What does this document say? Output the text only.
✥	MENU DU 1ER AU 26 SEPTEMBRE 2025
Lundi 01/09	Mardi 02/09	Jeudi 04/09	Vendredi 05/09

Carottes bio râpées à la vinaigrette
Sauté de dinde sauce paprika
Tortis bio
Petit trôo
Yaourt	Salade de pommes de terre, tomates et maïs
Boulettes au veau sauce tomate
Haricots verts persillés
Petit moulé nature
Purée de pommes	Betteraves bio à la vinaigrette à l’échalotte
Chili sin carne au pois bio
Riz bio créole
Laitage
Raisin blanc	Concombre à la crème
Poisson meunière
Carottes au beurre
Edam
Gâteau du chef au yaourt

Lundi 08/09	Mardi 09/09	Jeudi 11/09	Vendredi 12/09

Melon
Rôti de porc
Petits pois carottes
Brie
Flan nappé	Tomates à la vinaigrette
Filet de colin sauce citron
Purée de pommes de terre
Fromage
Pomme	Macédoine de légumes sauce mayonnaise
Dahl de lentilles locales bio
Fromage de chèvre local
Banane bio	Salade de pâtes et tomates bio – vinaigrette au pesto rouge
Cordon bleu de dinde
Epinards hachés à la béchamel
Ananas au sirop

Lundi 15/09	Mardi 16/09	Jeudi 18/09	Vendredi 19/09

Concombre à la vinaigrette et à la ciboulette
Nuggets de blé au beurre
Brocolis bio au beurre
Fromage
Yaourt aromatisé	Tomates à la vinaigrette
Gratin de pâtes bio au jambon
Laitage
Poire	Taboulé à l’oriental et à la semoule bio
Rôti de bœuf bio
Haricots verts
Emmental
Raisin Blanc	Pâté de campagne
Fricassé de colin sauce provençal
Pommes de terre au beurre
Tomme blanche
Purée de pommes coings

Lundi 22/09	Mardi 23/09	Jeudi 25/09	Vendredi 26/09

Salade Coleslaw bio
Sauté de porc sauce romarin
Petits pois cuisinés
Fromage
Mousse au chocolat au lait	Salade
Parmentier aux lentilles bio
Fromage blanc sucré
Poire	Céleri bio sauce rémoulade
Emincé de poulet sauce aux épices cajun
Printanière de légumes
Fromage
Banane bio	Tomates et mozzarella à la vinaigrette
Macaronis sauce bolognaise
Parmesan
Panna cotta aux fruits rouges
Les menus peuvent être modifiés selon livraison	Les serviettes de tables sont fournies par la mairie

Exercise:
Write every record out again, unaltered.

Exercise solution:
What does this document say? Output the text only.
✥	MENU DU 1ER AU 26 SEPTEMBRE 2025
Lundi 01/09	Mardi 02/09	Jeudi 04/09	Vendredi 05/09

Carottes bio râpées à la vinaigrette
Sauté de dinde sauce paprika
Tortis bio
Petit trôo
Yaourt	Salade de pommes de terre, tomates et maïs
Boulettes au veau sauce tomate
Haricots verts persillés
Petit moulé nature
Purée de pommes	Betteraves bio à la vinaigrette à l’échalotte
Chili sin carne au pois bio
Riz bio créole
Laitage
Raisin blanc	Concombre à la crème
Poisson meunière
Carottes au beurre
Edam
Gâteau du chef au yaourt

Lundi 08/09	Mardi 09/09	Jeudi 11/09	Vendredi 12/09

Melon
Rôti de porc
Petits pois carottes
Brie
Flan nappé	Tomates à la vinaigrette
Filet de colin sauce citron
Purée de pommes de terre
Fromage
Pomme	Macédoine de légumes sauce mayonnaise
Dahl de lentilles locales bio
Fromage de chèvre local
Banane bio	Salade de pâtes et tomates bio – vinaigrette au pesto rouge
Cordon bleu de dinde
Epinards hachés à la béchamel
Ananas au sirop

Lundi 15/09	Mardi 16/09	Jeudi 18/09	Vendredi 19/09

Concombre à la vinaigrette et à la ciboulette
Nuggets de blé au beurre
Brocolis bio au beurre
Fromage
Yaourt aromatisé	Tomates à la vinaigrette
Gratin de pâtes bio au jambon
Laitage
Poire	Taboulé à l’oriental et à la semoule bio
Rôti de bœuf bio
Haricots verts
Emmental
Raisin Blanc	Pâté de campagne
Fricassé de colin sauce provençal
Pommes de terre au beurre
Tomme blanche
Purée de pommes coings

Lundi 22/09	Mardi 23/09	Jeudi 25/09	Vendredi 26/09

Salade Coleslaw bio
Sauté de porc sauce romarin
Petits pois cuisinés
Fromage
Mousse au chocolat au lait	Salade
Parmentier aux lentilles bio
Fromage blanc sucré
Poire	Céleri bio sauce rémoulade
Emincé de poulet sauce aux épices cajun
Printanière de légumes
Fromage
Banane bio	Tomates et mozzarella à la vinaigrette
Macaronis sauce bolognaise
Parmesan
Panna cotta aux fruits rouges
Les menus peuvent être modifiés selon livraison	Les serviettes de tables sont fournies par la mairie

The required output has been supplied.